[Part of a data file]

++++++++

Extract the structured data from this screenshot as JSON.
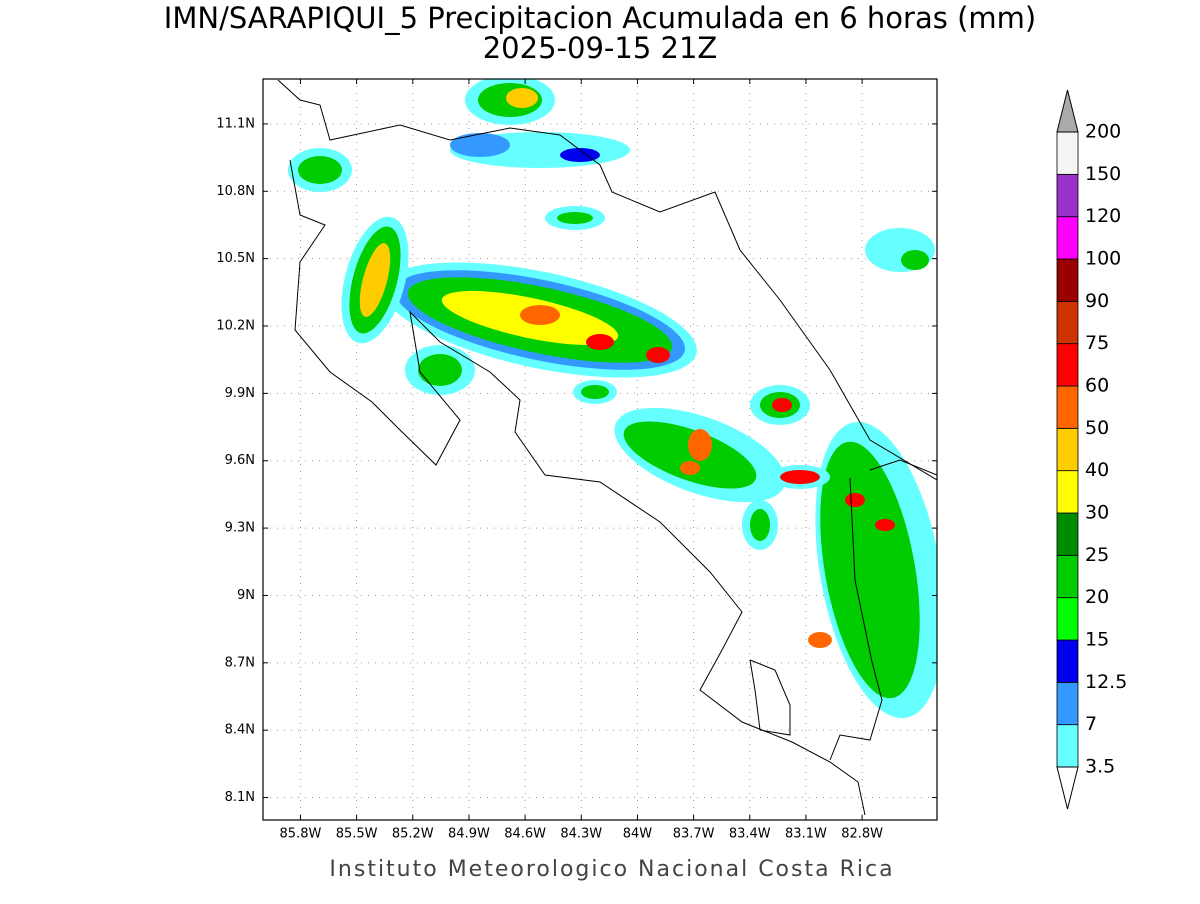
{
  "title": "IMN/SARAPIQUI_5 Precipitacion Acumulada en 6 horas (mm)",
  "subtitle": "2025-09-15 21Z",
  "footer": "Instituto Meteorologico Nacional Costa Rica",
  "map": {
    "xlim": [
      -86.0,
      -82.4
    ],
    "ylim": [
      8.0,
      11.3
    ],
    "xticks": [
      {
        "value": -85.8,
        "label": "85.8W"
      },
      {
        "value": -85.5,
        "label": "85.5W"
      },
      {
        "value": -85.2,
        "label": "85.2W"
      },
      {
        "value": -84.9,
        "label": "84.9W"
      },
      {
        "value": -84.6,
        "label": "84.6W"
      },
      {
        "value": -84.3,
        "label": "84.3W"
      },
      {
        "value": -84.0,
        "label": "84W"
      },
      {
        "value": -83.7,
        "label": "83.7W"
      },
      {
        "value": -83.4,
        "label": "83.4W"
      },
      {
        "value": -83.1,
        "label": "83.1W"
      },
      {
        "value": -82.8,
        "label": "82.8W"
      }
    ],
    "yticks": [
      {
        "value": 11.1,
        "label": "11.1N"
      },
      {
        "value": 10.8,
        "label": "10.8N"
      },
      {
        "value": 10.5,
        "label": "10.5N"
      },
      {
        "value": 10.2,
        "label": "10.2N"
      },
      {
        "value": 9.9,
        "label": "9.9N"
      },
      {
        "value": 9.6,
        "label": "9.6N"
      },
      {
        "value": 9.3,
        "label": "9.3N"
      },
      {
        "value": 9.0,
        "label": "9N"
      },
      {
        "value": 8.7,
        "label": "8.7N"
      },
      {
        "value": 8.4,
        "label": "8.4N"
      },
      {
        "value": 8.1,
        "label": "8.1N"
      }
    ],
    "grid": true
  },
  "colorbar": {
    "levels": [
      3.5,
      7,
      12.5,
      15,
      20,
      25,
      30,
      40,
      50,
      60,
      75,
      90,
      100,
      120,
      150,
      200
    ],
    "colors": [
      "#66ffff",
      "#3399ff",
      "#0000ee",
      "#00ff00",
      "#00cc00",
      "#008c00",
      "#ffff00",
      "#ffcc00",
      "#ff6600",
      "#ff0000",
      "#cc3300",
      "#990000",
      "#ff00ff",
      "#9933cc",
      "#f5f5f5"
    ],
    "under_color": "#ffffff",
    "over_color": "#aaaaaa"
  }
}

++++++++

Requirements >>
Leave out the pictures and give the rest of the records again exactly.

Response to this exercise >>
Extract the structured data from this screenshot as JSON.
{
  "title": "IMN/SARAPIQUI_5 Precipitacion Acumulada en 6 horas (mm)",
  "subtitle": "2025-09-15 21Z",
  "footer": "Instituto Meteorologico Nacional Costa Rica",
  "map": {
    "xlim": [
      -86.0,
      -82.4
    ],
    "ylim": [
      8.0,
      11.3
    ],
    "xticks": [
      {
        "value": -85.8,
        "label": "85.8W"
      },
      {
        "value": -85.5,
        "label": "85.5W"
      },
      {
        "value": -85.2,
        "label": "85.2W"
      },
      {
        "value": -84.9,
        "label": "84.9W"
      },
      {
        "value": -84.6,
        "label": "84.6W"
      },
      {
        "value": -84.3,
        "label": "84.3W"
      },
      {
        "value": -84.0,
        "label": "84W"
      },
      {
        "value": -83.7,
        "label": "83.7W"
      },
      {
        "value": -83.4,
        "label": "83.4W"
      },
      {
        "value": -83.1,
        "label": "83.1W"
      },
      {
        "value": -82.8,
        "label": "82.8W"
      }
    ],
    "yticks": [
      {
        "value": 11.1,
        "label": "11.1N"
      },
      {
        "value": 10.8,
        "label": "10.8N"
      },
      {
        "value": 10.5,
        "label": "10.5N"
      },
      {
        "value": 10.2,
        "label": "10.2N"
      },
      {
        "value": 9.9,
        "label": "9.9N"
      },
      {
        "value": 9.6,
        "label": "9.6N"
      },
      {
        "value": 9.3,
        "label": "9.3N"
      },
      {
        "value": 9.0,
        "label": "9N"
      },
      {
        "value": 8.7,
        "label": "8.7N"
      },
      {
        "value": 8.4,
        "label": "8.4N"
      },
      {
        "value": 8.1,
        "label": "8.1N"
      }
    ],
    "grid": true
  },
  "colorbar": {
    "levels": [
      3.5,
      7,
      12.5,
      15,
      20,
      25,
      30,
      40,
      50,
      60,
      75,
      90,
      100,
      120,
      150,
      200
    ],
    "colors": [
      "#66ffff",
      "#3399ff",
      "#0000ee",
      "#00ff00",
      "#00cc00",
      "#008c00",
      "#ffff00",
      "#ffcc00",
      "#ff6600",
      "#ff0000",
      "#cc3300",
      "#990000",
      "#ff00ff",
      "#9933cc",
      "#f5f5f5"
    ],
    "under_color": "#ffffff",
    "over_color": "#aaaaaa"
  }
}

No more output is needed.